____ Exercise input
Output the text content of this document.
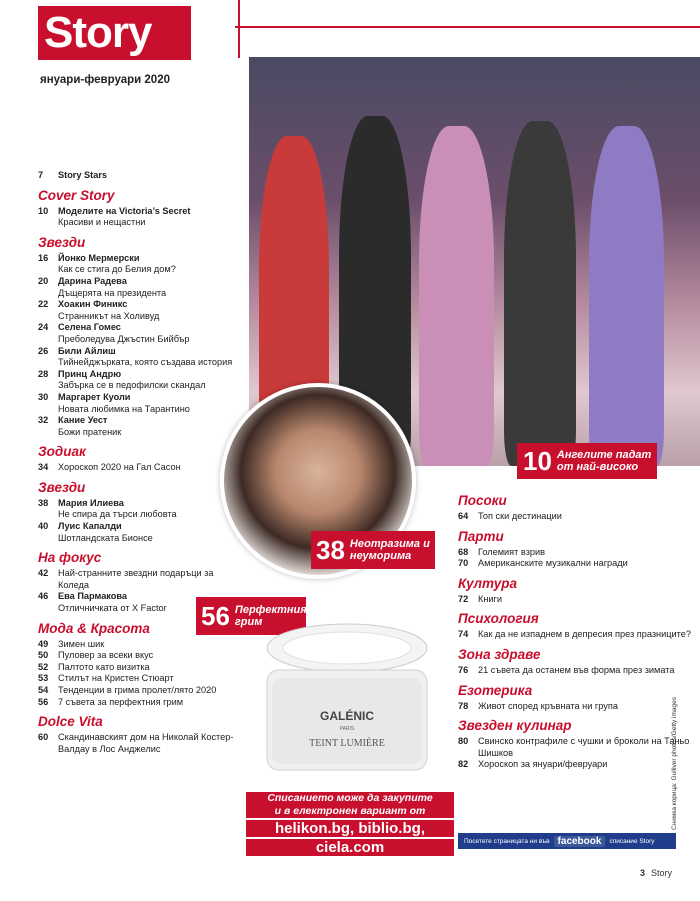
Story
януари-февруари 2020
10 Ангелите падат от най-високо
38 Неотразима и неуморима
56 Перфектният грим
GALÉNIC
PARIS
TEINT LUMIÈRE
Списанието може да закупите
и в електронен вариант от
helikon.bg, biblio.bg,
ciela.com
7	Story Stars
Cover Story
10	Моделите на Victoria’s Secret
Красиви и нещастни
Звезди
16	Йонко Мермерски
Как се стига до Белия дом?
20	Дарина Радева
Дъщерята на президента
22	Хоакин Финикс
Странникът на Холивуд
24	Селена Гомес
Преболедува Джъстин Бийбър
26	Били Айлиш
Тийнейджърката, която създава история
28	Принц Андрю
Забърка се в педофилски скандал
30	Маргарет Куоли
Новата любимка на Тарантино
32	Кание Уест
Божи пратеник
Зодиак
34	Хороскоп 2020 на Гал Сасон
Звезди
38	Мария Илиева
Не спира да търси любовта
40	Луис Капалди
Шотландската Бионсе
На фокус
42	Най-странните звездни подаръци за Коледа
46	Ева Пармакова
Отличничката от X Factor
Мода & Красота
49	Зимен шик
50	Пуловер за всеки вкус
52	Палтото като визитка
53	Стилът на Кристен Стюарт
54	Тенденции в грима пролет/лято 2020
56	7 съвета за перфектния грим
Dolce Vita
60	Скандинавският дом на Николай Костер-Валдау в Лос Анджелис
Посоки
64	Топ ски дестинации
Парти
68	Големият взрив
70	Американските музикални награди
Култура
72	Книги
Психология
74	Как да не изпаднем в депресия през празниците?
Зона здраве
76	21 съвета да останем във форма през зимата
Езотерика
78	Живот според кръвната ни група
Звезден кулинар
80	Свинско контрафиле с чушки и броколи на Таньо Шишков
82	Хороскоп за януари/февруари	Снимка корица: Gulliver photos/Getty images
Посетете страницата ни във facebook	списание Story
3 Story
________
**Aim:** Set down the records in full and exactly. Do not carry over any image.

**The answer:**
Output the text content of this document.
Story
януари-февруари 2020
10 Ангелите падат от най-високо
38 Неотразима и неуморима
56 Перфектният грим
GALÉNIC
PARIS
TEINT LUMIÈRE
Списанието може да закупите
и в електронен вариант от
helikon.bg, biblio.bg,
ciela.com
7	Story Stars
Cover Story
10	Моделите на Victoria’s Secret
Красиви и нещастни
Звезди
16	Йонко Мермерски
Как се стига до Белия дом?
20	Дарина Радева
Дъщерята на президента
22	Хоакин Финикс
Странникът на Холивуд
24	Селена Гомес
Преболедува Джъстин Бийбър
26	Били Айлиш
Тийнейджърката, която създава история
28	Принц Андрю
Забърка се в педофилски скандал
30	Маргарет Куоли
Новата любимка на Тарантино
32	Кание Уест
Божи пратеник
Зодиак
34	Хороскоп 2020 на Гал Сасон
Звезди
38	Мария Илиева
Не спира да търси любовта
40	Луис Капалди
Шотландската Бионсе
На фокус
42	Най-странните звездни подаръци за Коледа
46	Ева Пармакова
Отличничката от X Factor
Мода & Красота
49	Зимен шик
50	Пуловер за всеки вкус
52	Палтото като визитка
53	Стилът на Кристен Стюарт
54	Тенденции в грима пролет/лято 2020
56	7 съвета за перфектния грим
Dolce Vita
60	Скандинавският дом на Николай Костер-Валдау в Лос Анджелис
Посоки
64	Топ ски дестинации
Парти
68	Големият взрив
70	Американските музикални награди
Култура
72	Книги
Психология
74	Как да не изпаднем в депресия през празниците?
Зона здраве
76	21 съвета да останем във форма през зимата
Езотерика
78	Живот според кръвната ни група
Звезден кулинар
80	Свинско контрафиле с чушки и броколи на Таньо Шишков
82	Хороскоп за януари/февруари	Снимка корица: Gulliver photos/Getty images
Посетете страницата ни във facebook	списание Story
3 Story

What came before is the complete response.